Challenge
Repeat every record below exactly as it appears.

Exercise data
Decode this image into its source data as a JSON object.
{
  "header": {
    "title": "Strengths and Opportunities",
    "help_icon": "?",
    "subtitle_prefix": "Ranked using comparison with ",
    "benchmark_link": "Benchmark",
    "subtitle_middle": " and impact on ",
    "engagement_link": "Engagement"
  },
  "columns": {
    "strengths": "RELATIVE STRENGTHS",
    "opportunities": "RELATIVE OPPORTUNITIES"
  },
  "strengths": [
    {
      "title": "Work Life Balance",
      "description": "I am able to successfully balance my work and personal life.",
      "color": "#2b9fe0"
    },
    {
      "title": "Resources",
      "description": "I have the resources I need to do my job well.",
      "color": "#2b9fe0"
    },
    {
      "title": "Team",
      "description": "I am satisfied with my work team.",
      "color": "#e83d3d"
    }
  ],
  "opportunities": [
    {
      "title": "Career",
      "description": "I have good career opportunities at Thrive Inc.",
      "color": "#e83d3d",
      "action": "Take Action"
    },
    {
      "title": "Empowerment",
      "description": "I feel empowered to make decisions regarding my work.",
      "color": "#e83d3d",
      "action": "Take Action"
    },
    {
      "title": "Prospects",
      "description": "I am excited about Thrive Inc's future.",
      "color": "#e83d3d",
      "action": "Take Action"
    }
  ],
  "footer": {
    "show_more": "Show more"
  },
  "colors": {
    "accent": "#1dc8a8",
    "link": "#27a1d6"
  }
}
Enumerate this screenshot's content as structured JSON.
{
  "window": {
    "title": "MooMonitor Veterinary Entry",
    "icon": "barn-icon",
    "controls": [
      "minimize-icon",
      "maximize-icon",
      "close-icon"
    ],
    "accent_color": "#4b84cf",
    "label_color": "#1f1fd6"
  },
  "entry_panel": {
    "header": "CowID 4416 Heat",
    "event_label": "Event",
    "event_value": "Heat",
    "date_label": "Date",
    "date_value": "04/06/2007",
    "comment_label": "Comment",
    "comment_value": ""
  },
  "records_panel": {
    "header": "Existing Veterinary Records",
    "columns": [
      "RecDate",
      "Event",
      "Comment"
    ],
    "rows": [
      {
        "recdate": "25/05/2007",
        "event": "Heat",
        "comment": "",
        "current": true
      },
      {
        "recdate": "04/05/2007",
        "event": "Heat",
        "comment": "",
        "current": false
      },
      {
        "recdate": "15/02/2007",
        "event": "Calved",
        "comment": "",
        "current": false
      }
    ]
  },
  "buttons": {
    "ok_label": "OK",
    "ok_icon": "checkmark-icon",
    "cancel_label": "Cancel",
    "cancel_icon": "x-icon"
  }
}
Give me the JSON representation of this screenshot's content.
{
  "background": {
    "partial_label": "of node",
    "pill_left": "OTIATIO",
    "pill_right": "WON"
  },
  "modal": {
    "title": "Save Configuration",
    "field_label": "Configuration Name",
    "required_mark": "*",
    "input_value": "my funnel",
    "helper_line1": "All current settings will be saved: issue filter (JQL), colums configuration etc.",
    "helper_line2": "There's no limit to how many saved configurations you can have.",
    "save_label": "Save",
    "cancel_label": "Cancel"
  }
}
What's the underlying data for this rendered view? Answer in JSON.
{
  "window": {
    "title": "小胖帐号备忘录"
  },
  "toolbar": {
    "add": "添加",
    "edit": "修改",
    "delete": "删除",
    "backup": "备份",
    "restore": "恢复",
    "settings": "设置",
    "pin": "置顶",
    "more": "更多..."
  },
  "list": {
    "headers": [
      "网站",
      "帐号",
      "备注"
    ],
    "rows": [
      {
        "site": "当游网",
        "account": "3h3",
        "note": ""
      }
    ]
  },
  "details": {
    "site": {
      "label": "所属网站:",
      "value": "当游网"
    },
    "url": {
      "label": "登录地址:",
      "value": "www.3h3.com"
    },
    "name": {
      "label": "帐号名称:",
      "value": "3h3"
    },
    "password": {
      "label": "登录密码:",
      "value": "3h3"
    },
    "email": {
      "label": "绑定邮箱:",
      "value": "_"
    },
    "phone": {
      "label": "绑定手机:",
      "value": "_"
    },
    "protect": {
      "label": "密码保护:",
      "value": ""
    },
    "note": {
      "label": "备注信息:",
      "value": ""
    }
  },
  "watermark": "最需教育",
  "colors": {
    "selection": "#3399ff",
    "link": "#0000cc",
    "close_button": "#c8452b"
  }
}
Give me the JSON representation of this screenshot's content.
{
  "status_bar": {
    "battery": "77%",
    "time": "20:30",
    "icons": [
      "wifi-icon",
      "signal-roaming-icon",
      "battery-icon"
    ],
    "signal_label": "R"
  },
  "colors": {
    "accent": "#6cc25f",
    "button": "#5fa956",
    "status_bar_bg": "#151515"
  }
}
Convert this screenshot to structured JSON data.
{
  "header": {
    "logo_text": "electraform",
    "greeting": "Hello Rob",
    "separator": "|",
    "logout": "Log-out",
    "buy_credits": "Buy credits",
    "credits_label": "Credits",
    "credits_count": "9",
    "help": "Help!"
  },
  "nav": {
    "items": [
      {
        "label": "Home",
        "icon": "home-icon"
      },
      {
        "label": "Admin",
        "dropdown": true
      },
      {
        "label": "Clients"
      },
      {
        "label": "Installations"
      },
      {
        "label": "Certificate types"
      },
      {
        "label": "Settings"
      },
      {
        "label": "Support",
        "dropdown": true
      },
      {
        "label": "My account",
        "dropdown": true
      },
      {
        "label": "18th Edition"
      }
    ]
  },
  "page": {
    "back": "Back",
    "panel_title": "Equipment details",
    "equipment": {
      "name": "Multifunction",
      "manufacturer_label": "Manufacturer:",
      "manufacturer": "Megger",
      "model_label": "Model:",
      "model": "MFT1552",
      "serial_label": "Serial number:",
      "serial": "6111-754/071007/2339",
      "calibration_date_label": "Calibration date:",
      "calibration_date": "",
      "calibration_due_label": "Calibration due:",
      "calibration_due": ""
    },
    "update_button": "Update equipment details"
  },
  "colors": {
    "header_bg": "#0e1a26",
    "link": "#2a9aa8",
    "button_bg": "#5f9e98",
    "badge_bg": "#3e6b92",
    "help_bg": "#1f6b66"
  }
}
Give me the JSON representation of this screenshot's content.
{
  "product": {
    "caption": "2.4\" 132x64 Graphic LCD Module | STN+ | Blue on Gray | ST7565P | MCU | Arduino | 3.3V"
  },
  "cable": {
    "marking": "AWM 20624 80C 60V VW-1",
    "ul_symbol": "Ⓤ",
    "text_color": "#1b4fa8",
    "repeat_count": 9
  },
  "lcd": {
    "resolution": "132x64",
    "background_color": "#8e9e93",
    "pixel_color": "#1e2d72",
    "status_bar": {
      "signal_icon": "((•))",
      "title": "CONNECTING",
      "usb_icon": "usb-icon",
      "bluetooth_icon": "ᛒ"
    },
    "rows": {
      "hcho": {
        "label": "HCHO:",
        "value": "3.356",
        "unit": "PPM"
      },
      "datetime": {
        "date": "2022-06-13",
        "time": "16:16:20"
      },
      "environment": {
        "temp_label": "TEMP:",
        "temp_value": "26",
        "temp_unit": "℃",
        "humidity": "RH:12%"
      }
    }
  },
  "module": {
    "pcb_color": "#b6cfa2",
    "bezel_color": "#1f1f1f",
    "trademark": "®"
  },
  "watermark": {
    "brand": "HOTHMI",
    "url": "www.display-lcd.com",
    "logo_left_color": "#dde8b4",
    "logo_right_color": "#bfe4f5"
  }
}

Response
Decode this image into its source data as a JSON object.
{
  "header": {
    "title": "Strengths and Opportunities",
    "help_icon": "?",
    "subtitle_prefix": "Ranked using comparison with ",
    "benchmark_link": "Benchmark",
    "subtitle_middle": " and impact on ",
    "engagement_link": "Engagement"
  },
  "columns": {
    "strengths": "RELATIVE STRENGTHS",
    "opportunities": "RELATIVE OPPORTUNITIES"
  },
  "strengths": [
    {
      "title": "Work Life Balance",
      "description": "I am able to successfully balance my work and personal life.",
      "color": "#2b9fe0"
    },
    {
      "title": "Resources",
      "description": "I have the resources I need to do my job well.",
      "color": "#2b9fe0"
    },
    {
      "title": "Team",
      "description": "I am satisfied with my work team.",
      "color": "#e83d3d"
    }
  ],
  "opportunities": [
    {
      "title": "Career",
      "description": "I have good career opportunities at Thrive Inc.",
      "color": "#e83d3d",
      "action": "Take Action"
    },
    {
      "title": "Empowerment",
      "description": "I feel empowered to make decisions regarding my work.",
      "color": "#e83d3d",
      "action": "Take Action"
    },
    {
      "title": "Prospects",
      "description": "I am excited about Thrive Inc's future.",
      "color": "#e83d3d",
      "action": "Take Action"
    }
  ],
  "footer": {
    "show_more": "Show more"
  },
  "colors": {
    "accent": "#1dc8a8",
    "link": "#27a1d6"
  }
}
Enumerate this screenshot's content as structured JSON.
{
  "window": {
    "title": "MooMonitor Veterinary Entry",
    "icon": "barn-icon",
    "controls": [
      "minimize-icon",
      "maximize-icon",
      "close-icon"
    ],
    "accent_color": "#4b84cf",
    "label_color": "#1f1fd6"
  },
  "entry_panel": {
    "header": "CowID 4416 Heat",
    "event_label": "Event",
    "event_value": "Heat",
    "date_label": "Date",
    "date_value": "04/06/2007",
    "comment_label": "Comment",
    "comment_value": ""
  },
  "records_panel": {
    "header": "Existing Veterinary Records",
    "columns": [
      "RecDate",
      "Event",
      "Comment"
    ],
    "rows": [
      {
        "recdate": "25/05/2007",
        "event": "Heat",
        "comment": "",
        "current": true
      },
      {
        "recdate": "04/05/2007",
        "event": "Heat",
        "comment": "",
        "current": false
      },
      {
        "recdate": "15/02/2007",
        "event": "Calved",
        "comment": "",
        "current": false
      }
    ]
  },
  "buttons": {
    "ok_label": "OK",
    "ok_icon": "checkmark-icon",
    "cancel_label": "Cancel",
    "cancel_icon": "x-icon"
  }
}
Give me the JSON representation of this screenshot's content.
{
  "background": {
    "partial_label": "of node",
    "pill_left": "OTIATIO",
    "pill_right": "WON"
  },
  "modal": {
    "title": "Save Configuration",
    "field_label": "Configuration Name",
    "required_mark": "*",
    "input_value": "my funnel",
    "helper_line1": "All current settings will be saved: issue filter (JQL), colums configuration etc.",
    "helper_line2": "There's no limit to how many saved configurations you can have.",
    "save_label": "Save",
    "cancel_label": "Cancel"
  }
}
What's the underlying data for this rendered view? Answer in JSON.
{
  "window": {
    "title": "小胖帐号备忘录"
  },
  "toolbar": {
    "add": "添加",
    "edit": "修改",
    "delete": "删除",
    "backup": "备份",
    "restore": "恢复",
    "settings": "设置",
    "pin": "置顶",
    "more": "更多..."
  },
  "list": {
    "headers": [
      "网站",
      "帐号",
      "备注"
    ],
    "rows": [
      {
        "site": "当游网",
        "account": "3h3",
        "note": ""
      }
    ]
  },
  "details": {
    "site": {
      "label": "所属网站:",
      "value": "当游网"
    },
    "url": {
      "label": "登录地址:",
      "value": "www.3h3.com"
    },
    "name": {
      "label": "帐号名称:",
      "value": "3h3"
    },
    "password": {
      "label": "登录密码:",
      "value": "3h3"
    },
    "email": {
      "label": "绑定邮箱:",
      "value": "_"
    },
    "phone": {
      "label": "绑定手机:",
      "value": "_"
    },
    "protect": {
      "label": "密码保护:",
      "value": ""
    },
    "note": {
      "label": "备注信息:",
      "value": ""
    }
  },
  "watermark": "最需教育",
  "colors": {
    "selection": "#3399ff",
    "link": "#0000cc",
    "close_button": "#c8452b"
  }
}
Give me the JSON representation of this screenshot's content.
{
  "status_bar": {
    "battery": "77%",
    "time": "20:30",
    "icons": [
      "wifi-icon",
      "signal-roaming-icon",
      "battery-icon"
    ],
    "signal_label": "R"
  },
  "colors": {
    "accent": "#6cc25f",
    "button": "#5fa956",
    "status_bar_bg": "#151515"
  }
}
Convert this screenshot to structured JSON data.
{
  "header": {
    "logo_text": "electraform",
    "greeting": "Hello Rob",
    "separator": "|",
    "logout": "Log-out",
    "buy_credits": "Buy credits",
    "credits_label": "Credits",
    "credits_count": "9",
    "help": "Help!"
  },
  "nav": {
    "items": [
      {
        "label": "Home",
        "icon": "home-icon"
      },
      {
        "label": "Admin",
        "dropdown": true
      },
      {
        "label": "Clients"
      },
      {
        "label": "Installations"
      },
      {
        "label": "Certificate types"
      },
      {
        "label": "Settings"
      },
      {
        "label": "Support",
        "dropdown": true
      },
      {
        "label": "My account",
        "dropdown": true
      },
      {
        "label": "18th Edition"
      }
    ]
  },
  "page": {
    "back": "Back",
    "panel_title": "Equipment details",
    "equipment": {
      "name": "Multifunction",
      "manufacturer_label": "Manufacturer:",
      "manufacturer": "Megger",
      "model_label": "Model:",
      "model": "MFT1552",
      "serial_label": "Serial number:",
      "serial": "6111-754/071007/2339",
      "calibration_date_label": "Calibration date:",
      "calibration_date": "",
      "calibration_due_label": "Calibration due:",
      "calibration_due": ""
    },
    "update_button": "Update equipment details"
  },
  "colors": {
    "header_bg": "#0e1a26",
    "link": "#2a9aa8",
    "button_bg": "#5f9e98",
    "badge_bg": "#3e6b92",
    "help_bg": "#1f6b66"
  }
}
Give me the JSON representation of this screenshot's content.
{
  "product": {
    "caption": "2.4\" 132x64 Graphic LCD Module | STN+ | Blue on Gray | ST7565P | MCU | Arduino | 3.3V"
  },
  "cable": {
    "marking": "AWM 20624 80C 60V VW-1",
    "ul_symbol": "Ⓤ",
    "text_color": "#1b4fa8",
    "repeat_count": 9
  },
  "lcd": {
    "resolution": "132x64",
    "background_color": "#8e9e93",
    "pixel_color": "#1e2d72",
    "status_bar": {
      "signal_icon": "((•))",
      "title": "CONNECTING",
      "usb_icon": "usb-icon",
      "bluetooth_icon": "ᛒ"
    },
    "rows": {
      "hcho": {
        "label": "HCHO:",
        "value": "3.356",
        "unit": "PPM"
      },
      "datetime": {
        "date": "2022-06-13",
        "time": "16:16:20"
      },
      "environment": {
        "temp_label": "TEMP:",
        "temp_value": "26",
        "temp_unit": "℃",
        "humidity": "RH:12%"
      }
    }
  },
  "module": {
    "pcb_color": "#b6cfa2",
    "bezel_color": "#1f1f1f",
    "trademark": "®"
  },
  "watermark": {
    "brand": "HOTHMI",
    "url": "www.display-lcd.com",
    "logo_left_color": "#dde8b4",
    "logo_right_color": "#bfe4f5"
  }
}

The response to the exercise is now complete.